In the data, extract each line that holds the string "range".

[Structured figure records]
==============================

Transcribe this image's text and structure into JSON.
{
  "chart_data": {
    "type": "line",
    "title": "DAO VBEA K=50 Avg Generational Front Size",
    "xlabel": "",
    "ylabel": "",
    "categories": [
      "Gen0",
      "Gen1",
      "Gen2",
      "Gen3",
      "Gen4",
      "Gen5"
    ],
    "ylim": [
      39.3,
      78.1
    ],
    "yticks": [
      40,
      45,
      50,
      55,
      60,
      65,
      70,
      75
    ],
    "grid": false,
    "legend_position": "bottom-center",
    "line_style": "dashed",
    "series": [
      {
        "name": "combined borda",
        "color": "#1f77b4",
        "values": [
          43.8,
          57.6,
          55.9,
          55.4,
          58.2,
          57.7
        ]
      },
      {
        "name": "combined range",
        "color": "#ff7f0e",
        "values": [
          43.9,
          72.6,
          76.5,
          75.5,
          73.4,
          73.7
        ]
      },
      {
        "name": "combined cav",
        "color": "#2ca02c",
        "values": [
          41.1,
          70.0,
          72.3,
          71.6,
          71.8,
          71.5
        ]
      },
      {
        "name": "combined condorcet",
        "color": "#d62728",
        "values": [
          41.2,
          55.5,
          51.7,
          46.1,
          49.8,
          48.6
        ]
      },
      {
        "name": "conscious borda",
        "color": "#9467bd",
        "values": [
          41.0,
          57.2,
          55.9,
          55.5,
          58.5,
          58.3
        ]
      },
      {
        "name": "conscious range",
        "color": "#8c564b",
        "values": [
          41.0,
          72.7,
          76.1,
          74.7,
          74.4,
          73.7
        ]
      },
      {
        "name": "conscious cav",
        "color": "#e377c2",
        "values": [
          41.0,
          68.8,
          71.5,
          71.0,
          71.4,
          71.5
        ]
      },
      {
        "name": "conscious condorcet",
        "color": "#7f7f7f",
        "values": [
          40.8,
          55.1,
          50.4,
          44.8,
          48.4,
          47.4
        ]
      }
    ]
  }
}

==============================

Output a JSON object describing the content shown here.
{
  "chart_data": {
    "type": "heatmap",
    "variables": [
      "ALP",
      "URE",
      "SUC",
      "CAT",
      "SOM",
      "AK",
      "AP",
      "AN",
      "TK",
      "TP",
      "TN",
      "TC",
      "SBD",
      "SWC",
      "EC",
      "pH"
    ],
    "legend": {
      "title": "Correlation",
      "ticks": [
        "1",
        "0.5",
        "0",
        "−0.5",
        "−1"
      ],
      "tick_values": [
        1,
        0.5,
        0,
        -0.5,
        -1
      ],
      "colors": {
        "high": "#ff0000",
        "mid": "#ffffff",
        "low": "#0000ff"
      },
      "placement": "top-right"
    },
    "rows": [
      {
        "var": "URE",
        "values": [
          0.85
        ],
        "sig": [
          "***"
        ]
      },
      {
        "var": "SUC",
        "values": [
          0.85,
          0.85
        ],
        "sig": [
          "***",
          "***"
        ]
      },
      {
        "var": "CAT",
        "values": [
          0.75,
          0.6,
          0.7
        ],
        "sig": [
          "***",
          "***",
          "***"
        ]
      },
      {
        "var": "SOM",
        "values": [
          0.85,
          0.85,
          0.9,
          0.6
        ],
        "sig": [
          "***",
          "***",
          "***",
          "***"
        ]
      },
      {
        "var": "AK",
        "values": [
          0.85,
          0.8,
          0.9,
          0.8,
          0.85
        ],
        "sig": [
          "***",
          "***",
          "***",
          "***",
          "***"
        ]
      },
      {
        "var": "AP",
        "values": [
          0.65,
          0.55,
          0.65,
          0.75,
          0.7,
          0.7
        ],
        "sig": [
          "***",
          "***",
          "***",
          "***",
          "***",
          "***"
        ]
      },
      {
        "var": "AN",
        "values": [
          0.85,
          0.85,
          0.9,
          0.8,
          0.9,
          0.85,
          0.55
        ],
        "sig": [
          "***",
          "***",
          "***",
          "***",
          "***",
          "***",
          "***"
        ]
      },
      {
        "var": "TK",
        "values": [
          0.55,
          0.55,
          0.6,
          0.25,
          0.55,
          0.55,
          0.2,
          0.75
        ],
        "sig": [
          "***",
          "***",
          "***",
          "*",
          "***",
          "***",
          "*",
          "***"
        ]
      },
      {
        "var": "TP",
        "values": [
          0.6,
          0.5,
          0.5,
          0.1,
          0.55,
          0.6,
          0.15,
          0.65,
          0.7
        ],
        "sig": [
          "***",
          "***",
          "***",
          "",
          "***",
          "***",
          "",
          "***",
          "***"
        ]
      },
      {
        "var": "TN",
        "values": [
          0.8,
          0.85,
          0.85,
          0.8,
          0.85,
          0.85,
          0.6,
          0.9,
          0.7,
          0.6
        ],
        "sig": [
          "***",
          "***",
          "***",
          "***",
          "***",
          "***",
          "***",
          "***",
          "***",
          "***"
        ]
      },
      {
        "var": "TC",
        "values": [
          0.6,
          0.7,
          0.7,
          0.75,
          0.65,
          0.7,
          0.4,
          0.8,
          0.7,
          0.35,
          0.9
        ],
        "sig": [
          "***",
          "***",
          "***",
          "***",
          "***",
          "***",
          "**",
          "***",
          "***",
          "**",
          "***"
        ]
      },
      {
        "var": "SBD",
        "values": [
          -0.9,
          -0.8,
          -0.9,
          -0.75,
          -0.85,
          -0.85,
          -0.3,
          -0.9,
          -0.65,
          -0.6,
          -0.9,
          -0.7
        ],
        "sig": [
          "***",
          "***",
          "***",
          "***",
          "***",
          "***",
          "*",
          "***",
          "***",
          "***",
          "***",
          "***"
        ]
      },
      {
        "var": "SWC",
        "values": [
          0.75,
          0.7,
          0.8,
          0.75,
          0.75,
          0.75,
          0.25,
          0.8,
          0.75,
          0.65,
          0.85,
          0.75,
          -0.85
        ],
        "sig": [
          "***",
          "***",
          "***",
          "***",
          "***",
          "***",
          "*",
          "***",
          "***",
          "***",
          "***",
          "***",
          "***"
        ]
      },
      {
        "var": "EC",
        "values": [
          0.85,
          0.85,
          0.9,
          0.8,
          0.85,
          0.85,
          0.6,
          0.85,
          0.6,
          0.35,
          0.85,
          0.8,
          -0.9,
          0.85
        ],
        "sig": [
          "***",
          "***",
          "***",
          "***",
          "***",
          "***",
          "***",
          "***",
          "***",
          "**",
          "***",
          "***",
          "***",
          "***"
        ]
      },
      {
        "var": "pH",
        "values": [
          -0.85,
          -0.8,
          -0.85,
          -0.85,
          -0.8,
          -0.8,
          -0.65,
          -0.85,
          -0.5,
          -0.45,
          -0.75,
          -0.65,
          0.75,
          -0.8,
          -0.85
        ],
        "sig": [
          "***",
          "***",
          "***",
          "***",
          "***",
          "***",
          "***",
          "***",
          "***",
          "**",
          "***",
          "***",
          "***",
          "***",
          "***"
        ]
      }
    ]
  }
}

==============================

• _Final result_:
        "name": "combined range",
        "name": "conscious range",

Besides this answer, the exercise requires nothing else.